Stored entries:
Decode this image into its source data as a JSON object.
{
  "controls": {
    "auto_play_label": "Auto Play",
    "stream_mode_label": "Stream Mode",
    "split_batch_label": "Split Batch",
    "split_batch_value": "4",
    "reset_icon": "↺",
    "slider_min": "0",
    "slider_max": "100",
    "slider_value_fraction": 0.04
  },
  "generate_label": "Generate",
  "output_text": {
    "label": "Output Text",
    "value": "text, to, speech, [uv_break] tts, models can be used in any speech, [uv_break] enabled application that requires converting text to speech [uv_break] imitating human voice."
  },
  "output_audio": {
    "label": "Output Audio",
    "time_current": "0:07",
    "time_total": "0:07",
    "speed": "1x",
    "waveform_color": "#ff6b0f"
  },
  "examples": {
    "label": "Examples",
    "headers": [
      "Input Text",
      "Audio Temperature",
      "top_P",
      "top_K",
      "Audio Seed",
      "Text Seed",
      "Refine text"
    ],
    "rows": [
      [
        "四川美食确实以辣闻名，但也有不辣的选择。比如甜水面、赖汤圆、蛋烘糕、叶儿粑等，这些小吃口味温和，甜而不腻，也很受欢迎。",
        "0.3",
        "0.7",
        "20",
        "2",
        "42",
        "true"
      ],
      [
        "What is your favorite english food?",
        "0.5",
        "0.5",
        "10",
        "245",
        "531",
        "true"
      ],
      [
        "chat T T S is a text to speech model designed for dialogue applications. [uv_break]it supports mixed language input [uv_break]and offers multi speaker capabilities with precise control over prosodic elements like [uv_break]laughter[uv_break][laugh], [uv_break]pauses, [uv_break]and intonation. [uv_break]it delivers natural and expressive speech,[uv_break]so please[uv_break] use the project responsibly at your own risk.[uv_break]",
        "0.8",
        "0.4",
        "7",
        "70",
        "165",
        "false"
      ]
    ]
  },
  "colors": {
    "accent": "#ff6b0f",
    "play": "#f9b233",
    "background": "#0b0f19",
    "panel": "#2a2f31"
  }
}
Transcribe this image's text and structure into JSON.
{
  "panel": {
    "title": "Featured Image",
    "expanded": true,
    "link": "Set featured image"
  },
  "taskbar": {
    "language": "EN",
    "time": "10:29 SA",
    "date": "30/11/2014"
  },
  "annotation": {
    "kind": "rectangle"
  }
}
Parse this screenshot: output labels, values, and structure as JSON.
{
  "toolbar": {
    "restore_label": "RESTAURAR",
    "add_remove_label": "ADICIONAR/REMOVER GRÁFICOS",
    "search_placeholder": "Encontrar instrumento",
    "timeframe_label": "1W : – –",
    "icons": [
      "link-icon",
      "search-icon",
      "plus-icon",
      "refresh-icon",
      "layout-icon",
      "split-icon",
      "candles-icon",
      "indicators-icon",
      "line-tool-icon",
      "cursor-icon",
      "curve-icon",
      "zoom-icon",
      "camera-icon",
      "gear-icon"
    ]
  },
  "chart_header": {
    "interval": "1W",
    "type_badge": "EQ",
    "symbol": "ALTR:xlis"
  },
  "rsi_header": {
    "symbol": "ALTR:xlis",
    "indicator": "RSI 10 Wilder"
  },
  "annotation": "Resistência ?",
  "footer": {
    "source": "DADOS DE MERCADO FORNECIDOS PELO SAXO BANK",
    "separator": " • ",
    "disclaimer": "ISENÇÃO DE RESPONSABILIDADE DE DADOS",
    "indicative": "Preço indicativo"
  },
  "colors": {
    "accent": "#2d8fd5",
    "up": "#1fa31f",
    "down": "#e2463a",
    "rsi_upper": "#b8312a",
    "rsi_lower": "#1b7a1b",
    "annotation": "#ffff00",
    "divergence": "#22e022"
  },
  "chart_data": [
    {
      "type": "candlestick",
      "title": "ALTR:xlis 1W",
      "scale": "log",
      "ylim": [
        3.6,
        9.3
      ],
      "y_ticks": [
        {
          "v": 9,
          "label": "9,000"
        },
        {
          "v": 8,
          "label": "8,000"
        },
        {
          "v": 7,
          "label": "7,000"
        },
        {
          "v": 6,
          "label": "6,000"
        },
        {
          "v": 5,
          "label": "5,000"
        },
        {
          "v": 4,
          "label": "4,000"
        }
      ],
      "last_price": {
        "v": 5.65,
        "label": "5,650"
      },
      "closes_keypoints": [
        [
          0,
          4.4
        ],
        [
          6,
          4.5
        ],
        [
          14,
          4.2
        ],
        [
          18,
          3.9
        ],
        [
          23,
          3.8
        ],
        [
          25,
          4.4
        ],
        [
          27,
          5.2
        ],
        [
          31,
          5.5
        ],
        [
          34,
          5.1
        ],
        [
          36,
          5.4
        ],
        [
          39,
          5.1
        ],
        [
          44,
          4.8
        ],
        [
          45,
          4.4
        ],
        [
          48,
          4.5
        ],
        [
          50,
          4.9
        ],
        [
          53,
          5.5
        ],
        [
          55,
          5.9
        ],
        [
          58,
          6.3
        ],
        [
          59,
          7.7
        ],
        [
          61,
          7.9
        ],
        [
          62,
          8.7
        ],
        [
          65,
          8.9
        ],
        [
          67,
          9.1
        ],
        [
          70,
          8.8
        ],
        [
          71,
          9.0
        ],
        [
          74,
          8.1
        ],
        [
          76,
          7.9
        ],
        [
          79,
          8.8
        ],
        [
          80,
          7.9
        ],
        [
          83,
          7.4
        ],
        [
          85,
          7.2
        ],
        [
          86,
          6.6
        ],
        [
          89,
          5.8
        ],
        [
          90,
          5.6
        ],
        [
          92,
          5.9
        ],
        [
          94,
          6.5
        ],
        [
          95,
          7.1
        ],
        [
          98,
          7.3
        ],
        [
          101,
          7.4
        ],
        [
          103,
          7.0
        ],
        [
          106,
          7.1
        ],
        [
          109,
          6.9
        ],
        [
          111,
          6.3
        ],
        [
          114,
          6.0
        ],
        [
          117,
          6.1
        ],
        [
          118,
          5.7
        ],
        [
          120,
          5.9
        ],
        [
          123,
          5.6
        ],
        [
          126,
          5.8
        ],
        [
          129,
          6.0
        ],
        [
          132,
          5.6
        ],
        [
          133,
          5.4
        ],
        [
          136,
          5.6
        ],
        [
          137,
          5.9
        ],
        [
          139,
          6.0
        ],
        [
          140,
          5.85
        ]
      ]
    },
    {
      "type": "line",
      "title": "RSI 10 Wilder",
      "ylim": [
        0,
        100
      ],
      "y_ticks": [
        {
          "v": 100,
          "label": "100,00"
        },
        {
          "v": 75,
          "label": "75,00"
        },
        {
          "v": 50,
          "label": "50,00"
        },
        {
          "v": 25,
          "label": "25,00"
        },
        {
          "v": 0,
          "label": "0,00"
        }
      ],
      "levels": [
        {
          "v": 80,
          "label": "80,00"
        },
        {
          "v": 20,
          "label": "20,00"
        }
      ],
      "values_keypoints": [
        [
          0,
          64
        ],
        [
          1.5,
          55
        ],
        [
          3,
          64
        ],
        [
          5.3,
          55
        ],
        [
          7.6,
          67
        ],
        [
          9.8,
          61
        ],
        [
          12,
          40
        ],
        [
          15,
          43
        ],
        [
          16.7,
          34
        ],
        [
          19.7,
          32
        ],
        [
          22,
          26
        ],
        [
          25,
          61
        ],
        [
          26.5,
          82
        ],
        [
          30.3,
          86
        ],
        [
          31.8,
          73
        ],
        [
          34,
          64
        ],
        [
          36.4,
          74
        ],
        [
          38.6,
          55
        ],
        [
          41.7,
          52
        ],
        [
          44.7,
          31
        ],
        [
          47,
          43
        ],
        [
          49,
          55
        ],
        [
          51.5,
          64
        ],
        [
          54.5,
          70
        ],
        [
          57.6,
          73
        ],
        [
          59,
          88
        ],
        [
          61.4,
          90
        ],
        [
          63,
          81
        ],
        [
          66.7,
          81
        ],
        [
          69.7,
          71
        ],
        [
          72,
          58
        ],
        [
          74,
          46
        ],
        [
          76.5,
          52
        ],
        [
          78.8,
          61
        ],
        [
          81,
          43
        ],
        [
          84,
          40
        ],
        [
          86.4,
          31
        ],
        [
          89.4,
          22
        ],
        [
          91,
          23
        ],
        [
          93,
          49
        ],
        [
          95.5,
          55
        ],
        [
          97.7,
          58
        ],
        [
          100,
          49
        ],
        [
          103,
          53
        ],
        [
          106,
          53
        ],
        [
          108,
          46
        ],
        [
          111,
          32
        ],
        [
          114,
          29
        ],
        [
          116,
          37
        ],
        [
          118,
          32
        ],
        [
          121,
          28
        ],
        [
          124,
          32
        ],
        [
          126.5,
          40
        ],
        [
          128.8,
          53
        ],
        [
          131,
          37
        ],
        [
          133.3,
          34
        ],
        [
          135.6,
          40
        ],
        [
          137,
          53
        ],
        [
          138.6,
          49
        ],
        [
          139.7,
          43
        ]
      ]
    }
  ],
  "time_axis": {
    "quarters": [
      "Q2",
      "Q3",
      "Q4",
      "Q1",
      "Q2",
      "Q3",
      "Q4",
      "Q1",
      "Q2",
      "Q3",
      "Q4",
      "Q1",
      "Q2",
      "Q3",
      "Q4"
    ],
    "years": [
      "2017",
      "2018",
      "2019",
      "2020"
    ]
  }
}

* _Given instruction_
Your task is to gather every line with the word "xlis" and copy it.

* _Result_
    "symbol": "ALTR:xlis"
    "symbol": "ALTR:xlis",
      "title": "ALTR:xlis 1W",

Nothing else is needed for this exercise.